Which lines contain the string "Information"? Please list every one of them.
= = = = =
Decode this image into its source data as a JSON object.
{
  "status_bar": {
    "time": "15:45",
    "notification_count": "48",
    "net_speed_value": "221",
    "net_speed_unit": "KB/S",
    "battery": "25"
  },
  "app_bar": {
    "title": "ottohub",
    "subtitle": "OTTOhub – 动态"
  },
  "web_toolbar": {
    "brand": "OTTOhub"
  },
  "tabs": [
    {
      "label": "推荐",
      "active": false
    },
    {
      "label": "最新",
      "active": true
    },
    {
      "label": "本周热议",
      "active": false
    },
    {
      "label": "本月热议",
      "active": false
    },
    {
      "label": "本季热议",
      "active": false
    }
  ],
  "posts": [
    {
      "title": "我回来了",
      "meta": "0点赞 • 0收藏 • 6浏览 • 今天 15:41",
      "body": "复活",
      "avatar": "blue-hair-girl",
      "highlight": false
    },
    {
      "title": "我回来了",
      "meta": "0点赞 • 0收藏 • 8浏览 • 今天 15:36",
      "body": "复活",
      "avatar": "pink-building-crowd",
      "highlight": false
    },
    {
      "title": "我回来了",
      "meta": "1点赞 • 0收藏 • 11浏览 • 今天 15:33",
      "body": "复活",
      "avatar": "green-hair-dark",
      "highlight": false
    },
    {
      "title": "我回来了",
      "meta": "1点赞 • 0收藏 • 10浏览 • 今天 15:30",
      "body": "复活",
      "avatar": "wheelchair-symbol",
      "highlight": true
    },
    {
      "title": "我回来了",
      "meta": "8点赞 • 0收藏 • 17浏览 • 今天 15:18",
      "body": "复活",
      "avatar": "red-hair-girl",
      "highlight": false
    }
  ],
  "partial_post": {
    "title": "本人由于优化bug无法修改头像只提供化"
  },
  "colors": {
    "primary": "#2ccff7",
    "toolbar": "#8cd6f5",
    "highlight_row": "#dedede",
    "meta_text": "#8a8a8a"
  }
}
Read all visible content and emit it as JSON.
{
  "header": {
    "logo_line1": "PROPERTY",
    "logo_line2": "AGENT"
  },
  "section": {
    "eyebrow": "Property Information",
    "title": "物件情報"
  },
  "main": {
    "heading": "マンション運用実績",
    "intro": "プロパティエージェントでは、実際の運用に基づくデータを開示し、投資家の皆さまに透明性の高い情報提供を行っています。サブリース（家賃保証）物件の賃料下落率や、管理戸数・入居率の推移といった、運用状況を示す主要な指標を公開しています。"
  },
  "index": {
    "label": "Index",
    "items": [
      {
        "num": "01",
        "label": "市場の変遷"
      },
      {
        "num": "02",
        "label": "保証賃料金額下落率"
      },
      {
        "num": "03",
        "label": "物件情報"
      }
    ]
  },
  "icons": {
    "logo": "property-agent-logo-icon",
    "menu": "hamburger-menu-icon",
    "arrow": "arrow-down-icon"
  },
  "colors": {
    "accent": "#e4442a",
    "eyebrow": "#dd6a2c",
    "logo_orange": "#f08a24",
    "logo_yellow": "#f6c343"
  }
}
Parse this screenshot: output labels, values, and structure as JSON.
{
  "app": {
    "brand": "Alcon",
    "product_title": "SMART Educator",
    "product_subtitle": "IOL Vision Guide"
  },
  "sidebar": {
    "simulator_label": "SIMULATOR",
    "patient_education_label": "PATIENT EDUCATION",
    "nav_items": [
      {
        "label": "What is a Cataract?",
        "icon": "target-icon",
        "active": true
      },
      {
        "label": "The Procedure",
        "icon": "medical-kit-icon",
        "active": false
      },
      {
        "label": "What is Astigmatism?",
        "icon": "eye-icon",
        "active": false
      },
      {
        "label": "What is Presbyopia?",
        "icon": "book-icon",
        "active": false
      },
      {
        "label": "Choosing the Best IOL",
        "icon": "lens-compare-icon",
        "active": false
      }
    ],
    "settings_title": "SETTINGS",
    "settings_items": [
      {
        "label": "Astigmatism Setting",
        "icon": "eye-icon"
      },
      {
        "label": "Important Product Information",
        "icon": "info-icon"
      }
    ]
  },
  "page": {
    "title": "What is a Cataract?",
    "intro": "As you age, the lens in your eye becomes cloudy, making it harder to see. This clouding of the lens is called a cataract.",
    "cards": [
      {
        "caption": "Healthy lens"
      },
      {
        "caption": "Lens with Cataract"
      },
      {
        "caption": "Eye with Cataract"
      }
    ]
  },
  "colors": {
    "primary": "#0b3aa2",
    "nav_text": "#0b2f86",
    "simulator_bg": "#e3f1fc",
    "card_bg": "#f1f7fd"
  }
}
= = = = =
Response to the task =
    "eyebrow": "Property Information",
        "label": "Important Product Information",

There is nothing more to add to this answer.